◆ **What this task involves**
Keep every line where the word "COMBO" appears; drop the rest.

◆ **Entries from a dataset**

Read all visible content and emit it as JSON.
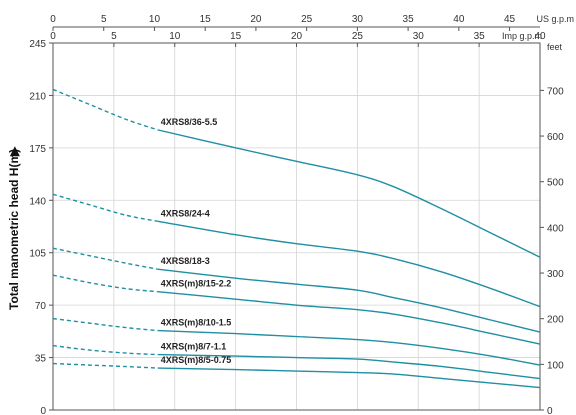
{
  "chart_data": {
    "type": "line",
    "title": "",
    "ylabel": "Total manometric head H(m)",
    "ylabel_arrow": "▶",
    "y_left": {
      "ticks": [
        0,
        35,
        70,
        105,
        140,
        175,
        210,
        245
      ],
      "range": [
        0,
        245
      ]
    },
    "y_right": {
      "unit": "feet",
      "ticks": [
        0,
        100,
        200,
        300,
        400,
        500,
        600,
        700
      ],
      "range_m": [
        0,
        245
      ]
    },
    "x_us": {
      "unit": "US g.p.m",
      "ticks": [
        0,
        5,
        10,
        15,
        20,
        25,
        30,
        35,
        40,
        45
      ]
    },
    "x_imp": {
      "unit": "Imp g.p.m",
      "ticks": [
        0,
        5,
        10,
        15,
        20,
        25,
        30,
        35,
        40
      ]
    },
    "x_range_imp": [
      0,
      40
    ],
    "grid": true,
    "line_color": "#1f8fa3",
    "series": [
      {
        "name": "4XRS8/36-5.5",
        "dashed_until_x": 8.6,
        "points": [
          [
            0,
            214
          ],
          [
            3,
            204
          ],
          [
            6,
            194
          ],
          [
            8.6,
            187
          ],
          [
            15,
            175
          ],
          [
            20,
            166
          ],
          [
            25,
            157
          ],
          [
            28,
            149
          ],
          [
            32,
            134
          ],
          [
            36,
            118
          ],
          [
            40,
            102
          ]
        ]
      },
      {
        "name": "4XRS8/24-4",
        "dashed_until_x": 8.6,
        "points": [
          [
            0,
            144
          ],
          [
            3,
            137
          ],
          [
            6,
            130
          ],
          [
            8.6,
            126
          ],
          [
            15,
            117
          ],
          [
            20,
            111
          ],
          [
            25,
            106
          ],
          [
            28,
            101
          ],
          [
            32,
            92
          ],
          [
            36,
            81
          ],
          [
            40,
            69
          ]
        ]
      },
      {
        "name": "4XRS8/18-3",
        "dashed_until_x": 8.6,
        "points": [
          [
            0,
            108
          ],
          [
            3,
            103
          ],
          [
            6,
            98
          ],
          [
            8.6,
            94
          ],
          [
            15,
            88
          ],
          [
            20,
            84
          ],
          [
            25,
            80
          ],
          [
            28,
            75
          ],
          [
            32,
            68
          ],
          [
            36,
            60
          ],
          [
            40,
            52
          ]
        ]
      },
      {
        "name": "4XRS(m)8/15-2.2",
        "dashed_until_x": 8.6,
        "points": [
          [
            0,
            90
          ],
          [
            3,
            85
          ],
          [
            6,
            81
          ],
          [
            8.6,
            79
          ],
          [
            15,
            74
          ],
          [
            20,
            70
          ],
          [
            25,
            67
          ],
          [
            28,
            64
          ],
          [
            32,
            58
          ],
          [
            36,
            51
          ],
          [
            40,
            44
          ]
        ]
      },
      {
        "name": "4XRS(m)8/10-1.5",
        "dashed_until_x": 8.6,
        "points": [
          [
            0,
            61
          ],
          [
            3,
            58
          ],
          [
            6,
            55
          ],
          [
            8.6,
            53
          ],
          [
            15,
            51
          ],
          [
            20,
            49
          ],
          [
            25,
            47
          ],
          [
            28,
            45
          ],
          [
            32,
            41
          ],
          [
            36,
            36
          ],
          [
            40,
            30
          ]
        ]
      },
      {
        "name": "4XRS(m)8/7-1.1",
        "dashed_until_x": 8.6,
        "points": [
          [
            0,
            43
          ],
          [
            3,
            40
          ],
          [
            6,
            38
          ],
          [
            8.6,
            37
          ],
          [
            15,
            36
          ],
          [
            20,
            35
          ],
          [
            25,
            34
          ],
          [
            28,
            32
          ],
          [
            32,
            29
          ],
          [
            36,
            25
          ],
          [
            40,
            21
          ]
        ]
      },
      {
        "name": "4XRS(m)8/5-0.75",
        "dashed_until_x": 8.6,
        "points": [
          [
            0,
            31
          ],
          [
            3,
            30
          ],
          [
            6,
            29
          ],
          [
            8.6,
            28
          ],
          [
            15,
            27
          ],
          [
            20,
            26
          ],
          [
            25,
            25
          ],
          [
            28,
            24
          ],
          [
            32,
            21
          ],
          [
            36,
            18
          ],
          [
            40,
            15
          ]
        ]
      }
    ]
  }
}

==

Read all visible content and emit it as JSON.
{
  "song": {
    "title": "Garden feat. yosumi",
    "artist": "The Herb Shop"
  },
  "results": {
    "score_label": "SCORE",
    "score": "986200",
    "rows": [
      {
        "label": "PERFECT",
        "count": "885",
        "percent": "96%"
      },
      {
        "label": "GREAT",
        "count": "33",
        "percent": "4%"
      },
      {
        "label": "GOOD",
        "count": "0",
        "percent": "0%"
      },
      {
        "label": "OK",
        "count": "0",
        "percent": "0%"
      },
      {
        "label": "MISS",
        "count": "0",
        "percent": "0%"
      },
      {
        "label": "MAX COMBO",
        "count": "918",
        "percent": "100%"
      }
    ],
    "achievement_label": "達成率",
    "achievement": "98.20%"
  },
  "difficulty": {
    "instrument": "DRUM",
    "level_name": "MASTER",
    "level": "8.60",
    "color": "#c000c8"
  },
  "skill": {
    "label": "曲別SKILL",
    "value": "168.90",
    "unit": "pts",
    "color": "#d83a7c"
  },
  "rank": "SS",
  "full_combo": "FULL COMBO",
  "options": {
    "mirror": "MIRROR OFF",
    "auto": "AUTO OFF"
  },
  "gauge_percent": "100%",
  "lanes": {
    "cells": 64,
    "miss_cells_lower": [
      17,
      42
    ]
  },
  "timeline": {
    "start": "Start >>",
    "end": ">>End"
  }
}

◆ **Solved exercise**
        "label": "MAX COMBO",
  "full_combo": "FULL COMBO",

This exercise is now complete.